***** RECORD EXCERPTS

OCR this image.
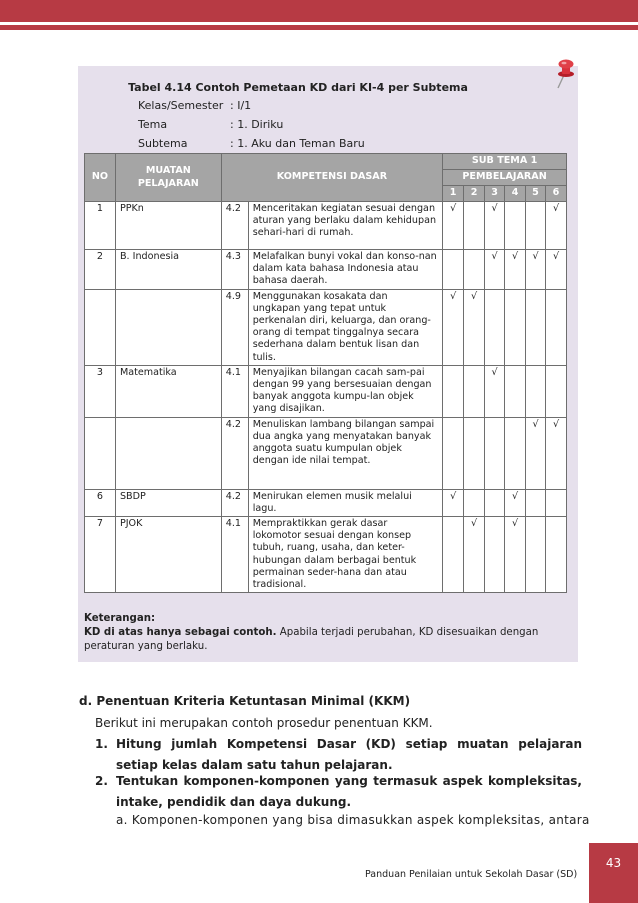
Tabel 4.14 Contoh Pemetaan KD dari KI-4 per Subtema
Kelas/Semester : I/1
Tema	: 1. Diriku
Subtema	: 1. Aku dan Teman Baru
NO	MUATAN PELAJARAN	KOMPETENSI DASAR		SUB TEMA 1					
				PEMBELAJARAN					
				1	2	3	4	5	6
1	PPKn	4.2	Menceritakan kegiatan sesuai dengan aturan yang berlaku dalam kehidupan sehari-hari di rumah.	√		√			√
2	B. Indonesia	4.3	Melafalkan bunyi vokal dan konso-nan dalam kata bahasa Indonesia atau bahasa daerah.			√	√	√	√
		4.9	Menggunakan kosakata dan ungkapan yang tepat untuk perkenalan diri, keluarga, dan orang-orang di tempat tinggalnya secara sederhana dalam bentuk lisan dan tulis.	√	√				
3	Matematika	4.1	Menyajikan bilangan cacah sam-pai dengan 99 yang bersesuaian dengan banyak anggota kumpu-lan objek yang disajikan.			√			
		4.2	Menuliskan lambang bilangan sampai dua angka yang menyatakan banyak anggota suatu kumpulan objek dengan ide nilai tempat.					√	√
6	SBDP	4.2	Menirukan elemen musik melalui lagu.	√			√		
7	PJOK	4.1	Mempraktikkan gerak dasar lokomotor sesuai dengan konsep tubuh, ruang, usaha, dan keter-hubungan dalam berbagai bentuk permainan seder-hana dan atau tradisional.		√		√		
Keterangan:
KD di atas hanya sebagai contoh. Apabila terjadi perubahan, KD disesuaikan dengan peraturan yang berlaku.
d. Penentuan Kriteria Ketuntasan Minimal (KKM)
Berikut ini merupakan contoh prosedur penentuan KKM.
1. Hitung jumlah Kompetensi Dasar (KD) setiap muatan pelajaran setiap kelas dalam satu tahun pelajaran.
2. Tentukan komponen-komponen yang termasuk aspek kompleksitas, intake, pendidik dan daya dukung.
a. Komponen-komponen yang bisa dimasukkan aspek kompleksitas, antara
Panduan Penilaian untuk Sekolah Dasar (SD)
43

**********

-- PROBLEM REQUIREMENTS --
Go through the material above and print all of it exactly, except the pictures.

-- SOLUTION --
OCR this image.
Tabel 4.14 Contoh Pemetaan KD dari KI-4 per Subtema
Kelas/Semester : I/1
Tema	: 1. Diriku
Subtema	: 1. Aku dan Teman Baru
NO	MUATAN PELAJARAN	KOMPETENSI DASAR		SUB TEMA 1					
				PEMBELAJARAN					
				1	2	3	4	5	6
1	PPKn	4.2	Menceritakan kegiatan sesuai dengan aturan yang berlaku dalam kehidupan sehari-hari di rumah.	√		√			√
2	B. Indonesia	4.3	Melafalkan bunyi vokal dan konso-nan dalam kata bahasa Indonesia atau bahasa daerah.			√	√	√	√
		4.9	Menggunakan kosakata dan ungkapan yang tepat untuk perkenalan diri, keluarga, dan orang-orang di tempat tinggalnya secara sederhana dalam bentuk lisan dan tulis.	√	√				
3	Matematika	4.1	Menyajikan bilangan cacah sam-pai dengan 99 yang bersesuaian dengan banyak anggota kumpu-lan objek yang disajikan.			√			
		4.2	Menuliskan lambang bilangan sampai dua angka yang menyatakan banyak anggota suatu kumpulan objek dengan ide nilai tempat.					√	√
6	SBDP	4.2	Menirukan elemen musik melalui lagu.	√			√		
7	PJOK	4.1	Mempraktikkan gerak dasar lokomotor sesuai dengan konsep tubuh, ruang, usaha, dan keter-hubungan dalam berbagai bentuk permainan seder-hana dan atau tradisional.		√		√		
Keterangan:
KD di atas hanya sebagai contoh. Apabila terjadi perubahan, KD disesuaikan dengan peraturan yang berlaku.
d. Penentuan Kriteria Ketuntasan Minimal (KKM)
Berikut ini merupakan contoh prosedur penentuan KKM.
1. Hitung jumlah Kompetensi Dasar (KD) setiap muatan pelajaran setiap kelas dalam satu tahun pelajaran.
2. Tentukan komponen-komponen yang termasuk aspek kompleksitas, intake, pendidik dan daya dukung.
a. Komponen-komponen yang bisa dimasukkan aspek kompleksitas, antara
Panduan Penilaian untuk Sekolah Dasar (SD)
43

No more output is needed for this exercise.